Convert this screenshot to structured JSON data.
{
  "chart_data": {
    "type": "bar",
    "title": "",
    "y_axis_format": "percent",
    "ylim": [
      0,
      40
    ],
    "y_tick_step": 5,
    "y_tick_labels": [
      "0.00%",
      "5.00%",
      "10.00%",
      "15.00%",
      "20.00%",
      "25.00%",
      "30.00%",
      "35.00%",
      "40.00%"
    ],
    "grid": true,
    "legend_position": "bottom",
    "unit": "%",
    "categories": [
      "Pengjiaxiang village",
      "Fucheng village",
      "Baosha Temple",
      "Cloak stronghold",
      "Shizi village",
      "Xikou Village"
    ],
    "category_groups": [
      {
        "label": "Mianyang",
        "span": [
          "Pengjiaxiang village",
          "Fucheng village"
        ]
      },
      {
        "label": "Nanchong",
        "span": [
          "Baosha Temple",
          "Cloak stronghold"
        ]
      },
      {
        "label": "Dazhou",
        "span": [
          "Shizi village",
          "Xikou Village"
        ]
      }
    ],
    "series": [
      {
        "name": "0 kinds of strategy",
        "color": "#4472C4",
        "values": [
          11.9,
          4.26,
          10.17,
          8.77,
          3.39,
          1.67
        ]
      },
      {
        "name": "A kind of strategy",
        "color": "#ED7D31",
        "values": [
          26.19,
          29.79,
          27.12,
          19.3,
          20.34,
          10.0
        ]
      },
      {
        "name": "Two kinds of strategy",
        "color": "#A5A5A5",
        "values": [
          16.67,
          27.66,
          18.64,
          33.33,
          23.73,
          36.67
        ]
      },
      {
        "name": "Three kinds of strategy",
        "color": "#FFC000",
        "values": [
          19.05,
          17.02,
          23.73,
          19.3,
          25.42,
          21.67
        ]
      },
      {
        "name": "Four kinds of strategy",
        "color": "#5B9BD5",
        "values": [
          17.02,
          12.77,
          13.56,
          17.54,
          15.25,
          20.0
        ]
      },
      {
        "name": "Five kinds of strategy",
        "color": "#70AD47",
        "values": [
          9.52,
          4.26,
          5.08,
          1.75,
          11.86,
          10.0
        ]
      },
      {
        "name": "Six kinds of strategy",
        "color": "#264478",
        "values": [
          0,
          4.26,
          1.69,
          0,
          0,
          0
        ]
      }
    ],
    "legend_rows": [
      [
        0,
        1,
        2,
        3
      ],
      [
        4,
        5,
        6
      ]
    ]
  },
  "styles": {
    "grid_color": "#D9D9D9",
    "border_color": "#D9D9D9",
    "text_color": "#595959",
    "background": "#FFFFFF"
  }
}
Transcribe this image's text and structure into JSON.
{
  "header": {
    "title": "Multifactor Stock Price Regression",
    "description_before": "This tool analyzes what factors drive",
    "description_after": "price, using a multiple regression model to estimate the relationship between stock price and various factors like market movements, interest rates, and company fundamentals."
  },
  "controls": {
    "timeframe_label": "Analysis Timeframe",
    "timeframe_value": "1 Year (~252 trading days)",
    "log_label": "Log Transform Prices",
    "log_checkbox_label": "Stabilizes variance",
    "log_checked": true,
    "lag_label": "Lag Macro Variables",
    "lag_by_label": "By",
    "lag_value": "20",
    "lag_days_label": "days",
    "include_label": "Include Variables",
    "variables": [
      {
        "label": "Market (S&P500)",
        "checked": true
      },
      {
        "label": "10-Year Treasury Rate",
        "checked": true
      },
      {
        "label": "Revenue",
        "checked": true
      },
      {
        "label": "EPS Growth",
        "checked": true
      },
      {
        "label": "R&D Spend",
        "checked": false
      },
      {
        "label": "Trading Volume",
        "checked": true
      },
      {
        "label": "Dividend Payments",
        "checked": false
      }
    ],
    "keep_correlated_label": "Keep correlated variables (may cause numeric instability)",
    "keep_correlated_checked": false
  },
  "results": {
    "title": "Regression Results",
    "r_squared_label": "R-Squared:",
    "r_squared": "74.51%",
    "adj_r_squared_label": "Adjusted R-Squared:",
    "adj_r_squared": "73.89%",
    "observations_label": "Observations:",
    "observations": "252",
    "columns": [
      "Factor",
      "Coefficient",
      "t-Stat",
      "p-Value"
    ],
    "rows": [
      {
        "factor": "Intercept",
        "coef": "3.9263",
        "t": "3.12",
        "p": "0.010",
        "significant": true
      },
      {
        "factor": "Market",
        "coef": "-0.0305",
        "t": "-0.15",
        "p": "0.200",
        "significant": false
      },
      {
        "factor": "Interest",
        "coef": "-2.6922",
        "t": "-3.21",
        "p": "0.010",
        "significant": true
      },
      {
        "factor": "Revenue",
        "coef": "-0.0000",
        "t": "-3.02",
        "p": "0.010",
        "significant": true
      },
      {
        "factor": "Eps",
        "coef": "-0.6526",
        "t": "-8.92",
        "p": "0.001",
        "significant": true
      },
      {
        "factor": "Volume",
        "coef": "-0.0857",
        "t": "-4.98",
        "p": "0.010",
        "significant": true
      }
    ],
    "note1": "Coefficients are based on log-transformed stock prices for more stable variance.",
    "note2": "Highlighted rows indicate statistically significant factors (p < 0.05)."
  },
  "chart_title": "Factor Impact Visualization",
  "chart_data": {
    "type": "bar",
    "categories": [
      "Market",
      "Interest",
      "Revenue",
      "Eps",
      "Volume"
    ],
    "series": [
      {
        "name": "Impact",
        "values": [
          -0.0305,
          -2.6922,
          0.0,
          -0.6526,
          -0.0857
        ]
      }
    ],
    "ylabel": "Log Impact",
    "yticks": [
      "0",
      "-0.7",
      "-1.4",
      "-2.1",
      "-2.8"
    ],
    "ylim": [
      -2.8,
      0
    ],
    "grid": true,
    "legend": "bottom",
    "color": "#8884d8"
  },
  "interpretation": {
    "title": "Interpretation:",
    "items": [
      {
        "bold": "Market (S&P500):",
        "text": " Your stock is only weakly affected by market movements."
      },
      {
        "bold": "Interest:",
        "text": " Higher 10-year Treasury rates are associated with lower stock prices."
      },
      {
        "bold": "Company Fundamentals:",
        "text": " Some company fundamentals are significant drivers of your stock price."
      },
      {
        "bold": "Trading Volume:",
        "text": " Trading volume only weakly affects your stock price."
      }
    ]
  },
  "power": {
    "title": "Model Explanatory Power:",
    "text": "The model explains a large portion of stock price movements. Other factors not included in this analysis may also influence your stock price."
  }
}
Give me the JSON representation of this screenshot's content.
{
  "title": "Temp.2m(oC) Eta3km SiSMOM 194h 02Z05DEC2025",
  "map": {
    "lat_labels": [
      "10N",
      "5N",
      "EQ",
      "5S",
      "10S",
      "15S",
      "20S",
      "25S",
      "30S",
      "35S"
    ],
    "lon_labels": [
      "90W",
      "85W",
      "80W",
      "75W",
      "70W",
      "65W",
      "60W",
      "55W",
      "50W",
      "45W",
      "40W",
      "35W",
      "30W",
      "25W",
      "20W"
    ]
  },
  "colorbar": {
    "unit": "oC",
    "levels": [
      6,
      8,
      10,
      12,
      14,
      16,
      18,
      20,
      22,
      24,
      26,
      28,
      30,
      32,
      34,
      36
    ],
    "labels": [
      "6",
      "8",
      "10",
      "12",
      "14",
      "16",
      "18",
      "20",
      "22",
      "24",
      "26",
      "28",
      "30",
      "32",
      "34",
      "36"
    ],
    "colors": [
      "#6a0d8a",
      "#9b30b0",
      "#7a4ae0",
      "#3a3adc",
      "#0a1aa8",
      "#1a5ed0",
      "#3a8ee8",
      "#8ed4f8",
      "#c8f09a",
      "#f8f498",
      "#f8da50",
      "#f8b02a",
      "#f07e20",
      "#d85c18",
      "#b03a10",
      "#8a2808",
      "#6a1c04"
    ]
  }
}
■ ■ ■ ■ ■
Output the lines above verbatim and in full.

Convert this screenshot to structured JSON data.
{
  "chart_data": {
    "type": "bar",
    "title": "",
    "y_axis_format": "percent",
    "ylim": [
      0,
      40
    ],
    "y_tick_step": 5,
    "y_tick_labels": [
      "0.00%",
      "5.00%",
      "10.00%",
      "15.00%",
      "20.00%",
      "25.00%",
      "30.00%",
      "35.00%",
      "40.00%"
    ],
    "grid": true,
    "legend_position": "bottom",
    "unit": "%",
    "categories": [
      "Pengjiaxiang village",
      "Fucheng village",
      "Baosha Temple",
      "Cloak stronghold",
      "Shizi village",
      "Xikou Village"
    ],
    "category_groups": [
      {
        "label": "Mianyang",
        "span": [
          "Pengjiaxiang village",
          "Fucheng village"
        ]
      },
      {
        "label": "Nanchong",
        "span": [
          "Baosha Temple",
          "Cloak stronghold"
        ]
      },
      {
        "label": "Dazhou",
        "span": [
          "Shizi village",
          "Xikou Village"
        ]
      }
    ],
    "series": [
      {
        "name": "0 kinds of strategy",
        "color": "#4472C4",
        "values": [
          11.9,
          4.26,
          10.17,
          8.77,
          3.39,
          1.67
        ]
      },
      {
        "name": "A kind of strategy",
        "color": "#ED7D31",
        "values": [
          26.19,
          29.79,
          27.12,
          19.3,
          20.34,
          10.0
        ]
      },
      {
        "name": "Two kinds of strategy",
        "color": "#A5A5A5",
        "values": [
          16.67,
          27.66,
          18.64,
          33.33,
          23.73,
          36.67
        ]
      },
      {
        "name": "Three kinds of strategy",
        "color": "#FFC000",
        "values": [
          19.05,
          17.02,
          23.73,
          19.3,
          25.42,
          21.67
        ]
      },
      {
        "name": "Four kinds of strategy",
        "color": "#5B9BD5",
        "values": [
          17.02,
          12.77,
          13.56,
          17.54,
          15.25,
          20.0
        ]
      },
      {
        "name": "Five kinds of strategy",
        "color": "#70AD47",
        "values": [
          9.52,
          4.26,
          5.08,
          1.75,
          11.86,
          10.0
        ]
      },
      {
        "name": "Six kinds of strategy",
        "color": "#264478",
        "values": [
          0,
          4.26,
          1.69,
          0,
          0,
          0
        ]
      }
    ],
    "legend_rows": [
      [
        0,
        1,
        2,
        3
      ],
      [
        4,
        5,
        6
      ]
    ]
  },
  "styles": {
    "grid_color": "#D9D9D9",
    "border_color": "#D9D9D9",
    "text_color": "#595959",
    "background": "#FFFFFF"
  }
}
Transcribe this image's text and structure into JSON.
{
  "header": {
    "title": "Multifactor Stock Price Regression",
    "description_before": "This tool analyzes what factors drive",
    "description_after": "price, using a multiple regression model to estimate the relationship between stock price and various factors like market movements, interest rates, and company fundamentals."
  },
  "controls": {
    "timeframe_label": "Analysis Timeframe",
    "timeframe_value": "1 Year (~252 trading days)",
    "log_label": "Log Transform Prices",
    "log_checkbox_label": "Stabilizes variance",
    "log_checked": true,
    "lag_label": "Lag Macro Variables",
    "lag_by_label": "By",
    "lag_value": "20",
    "lag_days_label": "days",
    "include_label": "Include Variables",
    "variables": [
      {
        "label": "Market (S&P500)",
        "checked": true
      },
      {
        "label": "10-Year Treasury Rate",
        "checked": true
      },
      {
        "label": "Revenue",
        "checked": true
      },
      {
        "label": "EPS Growth",
        "checked": true
      },
      {
        "label": "R&D Spend",
        "checked": false
      },
      {
        "label": "Trading Volume",
        "checked": true
      },
      {
        "label": "Dividend Payments",
        "checked": false
      }
    ],
    "keep_correlated_label": "Keep correlated variables (may cause numeric instability)",
    "keep_correlated_checked": false
  },
  "results": {
    "title": "Regression Results",
    "r_squared_label": "R-Squared:",
    "r_squared": "74.51%",
    "adj_r_squared_label": "Adjusted R-Squared:",
    "adj_r_squared": "73.89%",
    "observations_label": "Observations:",
    "observations": "252",
    "columns": [
      "Factor",
      "Coefficient",
      "t-Stat",
      "p-Value"
    ],
    "rows": [
      {
        "factor": "Intercept",
        "coef": "3.9263",
        "t": "3.12",
        "p": "0.010",
        "significant": true
      },
      {
        "factor": "Market",
        "coef": "-0.0305",
        "t": "-0.15",
        "p": "0.200",
        "significant": false
      },
      {
        "factor": "Interest",
        "coef": "-2.6922",
        "t": "-3.21",
        "p": "0.010",
        "significant": true
      },
      {
        "factor": "Revenue",
        "coef": "-0.0000",
        "t": "-3.02",
        "p": "0.010",
        "significant": true
      },
      {
        "factor": "Eps",
        "coef": "-0.6526",
        "t": "-8.92",
        "p": "0.001",
        "significant": true
      },
      {
        "factor": "Volume",
        "coef": "-0.0857",
        "t": "-4.98",
        "p": "0.010",
        "significant": true
      }
    ],
    "note1": "Coefficients are based on log-transformed stock prices for more stable variance.",
    "note2": "Highlighted rows indicate statistically significant factors (p < 0.05)."
  },
  "chart_title": "Factor Impact Visualization",
  "chart_data": {
    "type": "bar",
    "categories": [
      "Market",
      "Interest",
      "Revenue",
      "Eps",
      "Volume"
    ],
    "series": [
      {
        "name": "Impact",
        "values": [
          -0.0305,
          -2.6922,
          0.0,
          -0.6526,
          -0.0857
        ]
      }
    ],
    "ylabel": "Log Impact",
    "yticks": [
      "0",
      "-0.7",
      "-1.4",
      "-2.1",
      "-2.8"
    ],
    "ylim": [
      -2.8,
      0
    ],
    "grid": true,
    "legend": "bottom",
    "color": "#8884d8"
  },
  "interpretation": {
    "title": "Interpretation:",
    "items": [
      {
        "bold": "Market (S&P500):",
        "text": " Your stock is only weakly affected by market movements."
      },
      {
        "bold": "Interest:",
        "text": " Higher 10-year Treasury rates are associated with lower stock prices."
      },
      {
        "bold": "Company Fundamentals:",
        "text": " Some company fundamentals are significant drivers of your stock price."
      },
      {
        "bold": "Trading Volume:",
        "text": " Trading volume only weakly affects your stock price."
      }
    ]
  },
  "power": {
    "title": "Model Explanatory Power:",
    "text": "The model explains a large portion of stock price movements. Other factors not included in this analysis may also influence your stock price."
  }
}
Give me the JSON representation of this screenshot's content.
{
  "title": "Temp.2m(oC) Eta3km SiSMOM 194h 02Z05DEC2025",
  "map": {
    "lat_labels": [
      "10N",
      "5N",
      "EQ",
      "5S",
      "10S",
      "15S",
      "20S",
      "25S",
      "30S",
      "35S"
    ],
    "lon_labels": [
      "90W",
      "85W",
      "80W",
      "75W",
      "70W",
      "65W",
      "60W",
      "55W",
      "50W",
      "45W",
      "40W",
      "35W",
      "30W",
      "25W",
      "20W"
    ]
  },
  "colorbar": {
    "unit": "oC",
    "levels": [
      6,
      8,
      10,
      12,
      14,
      16,
      18,
      20,
      22,
      24,
      26,
      28,
      30,
      32,
      34,
      36
    ],
    "labels": [
      "6",
      "8",
      "10",
      "12",
      "14",
      "16",
      "18",
      "20",
      "22",
      "24",
      "26",
      "28",
      "30",
      "32",
      "34",
      "36"
    ],
    "colors": [
      "#6a0d8a",
      "#9b30b0",
      "#7a4ae0",
      "#3a3adc",
      "#0a1aa8",
      "#1a5ed0",
      "#3a8ee8",
      "#8ed4f8",
      "#c8f09a",
      "#f8f498",
      "#f8da50",
      "#f8b02a",
      "#f07e20",
      "#d85c18",
      "#b03a10",
      "#8a2808",
      "#6a1c04"
    ]
  }
}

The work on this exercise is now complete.